The records that follow are to be repeated exactly, with the pictures removed.
═══ EXERCISE DATA ═══
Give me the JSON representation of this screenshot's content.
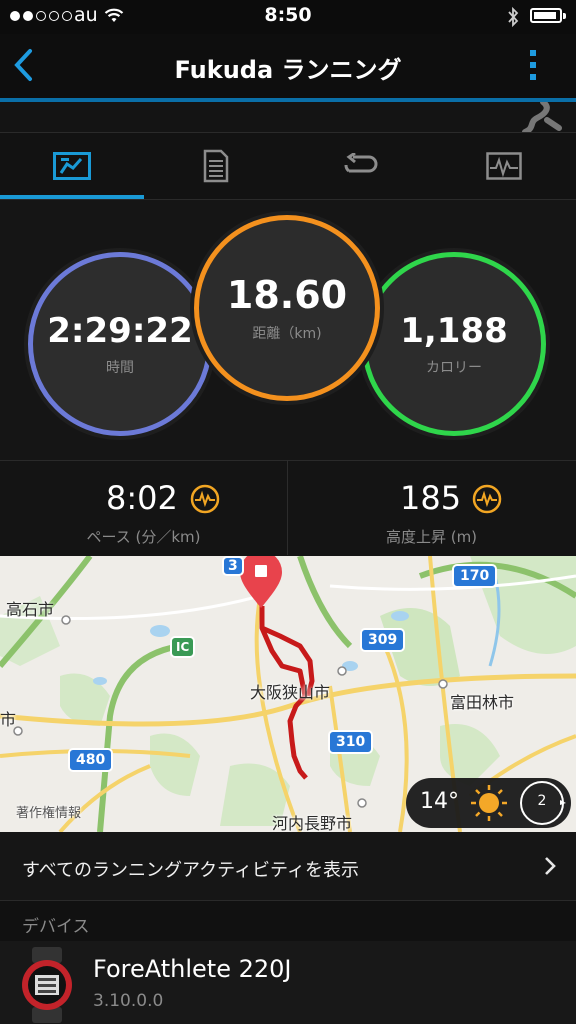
{
  "status_bar": {
    "carrier": "au",
    "time": "8:50"
  },
  "nav": {
    "title": "Fukuda ランニング"
  },
  "tabs": [
    {
      "name": "summary",
      "icon": "stats-chart-icon",
      "active": true
    },
    {
      "name": "details",
      "icon": "document-icon",
      "active": false
    },
    {
      "name": "laps",
      "icon": "repeat-icon",
      "active": false
    },
    {
      "name": "graph",
      "icon": "activity-graph-icon",
      "active": false
    }
  ],
  "stats": {
    "time": {
      "value": "2:29:22",
      "label": "時間",
      "color": "#6c7ad8"
    },
    "distance": {
      "value": "18.60",
      "label": "距離（km)",
      "color": "#f4911e"
    },
    "calories": {
      "value": "1,188",
      "label": "カロリー",
      "color": "#2fd64b"
    }
  },
  "metrics": {
    "pace": {
      "value": "8:02",
      "label": "ペース (分／km)"
    },
    "elevation": {
      "value": "185",
      "label": "高度上昇 (m)"
    }
  },
  "map": {
    "labels": [
      "高石市",
      "大阪狭山市",
      "富田林市",
      "河内長野市",
      "市",
      "著作権情報"
    ],
    "shields": [
      "170",
      "309",
      "310",
      "480",
      "3",
      "IC"
    ],
    "weather": {
      "temperature": "14°",
      "wind": "2"
    }
  },
  "all_activities": {
    "label": "すべてのランニングアクティビティを表示"
  },
  "devices": {
    "header": "デバイス",
    "name": "ForeAthlete 220J",
    "version": "3.10.0.0"
  }
}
═══
## [COMPLETED EXERCISE]
Give me the JSON representation of this screenshot's content.
{
  "status_bar": {
    "carrier": "au",
    "time": "8:50"
  },
  "nav": {
    "title": "Fukuda ランニング"
  },
  "tabs": [
    {
      "name": "summary",
      "icon": "stats-chart-icon",
      "active": true
    },
    {
      "name": "details",
      "icon": "document-icon",
      "active": false
    },
    {
      "name": "laps",
      "icon": "repeat-icon",
      "active": false
    },
    {
      "name": "graph",
      "icon": "activity-graph-icon",
      "active": false
    }
  ],
  "stats": {
    "time": {
      "value": "2:29:22",
      "label": "時間",
      "color": "#6c7ad8"
    },
    "distance": {
      "value": "18.60",
      "label": "距離（km)",
      "color": "#f4911e"
    },
    "calories": {
      "value": "1,188",
      "label": "カロリー",
      "color": "#2fd64b"
    }
  },
  "metrics": {
    "pace": {
      "value": "8:02",
      "label": "ペース (分／km)"
    },
    "elevation": {
      "value": "185",
      "label": "高度上昇 (m)"
    }
  },
  "map": {
    "labels": [
      "高石市",
      "大阪狭山市",
      "富田林市",
      "河内長野市",
      "市",
      "著作権情報"
    ],
    "shields": [
      "170",
      "309",
      "310",
      "480",
      "3",
      "IC"
    ],
    "weather": {
      "temperature": "14°",
      "wind": "2"
    }
  },
  "all_activities": {
    "label": "すべてのランニングアクティビティを表示"
  },
  "devices": {
    "header": "デバイス",
    "name": "ForeAthlete 220J",
    "version": "3.10.0.0"
  }
}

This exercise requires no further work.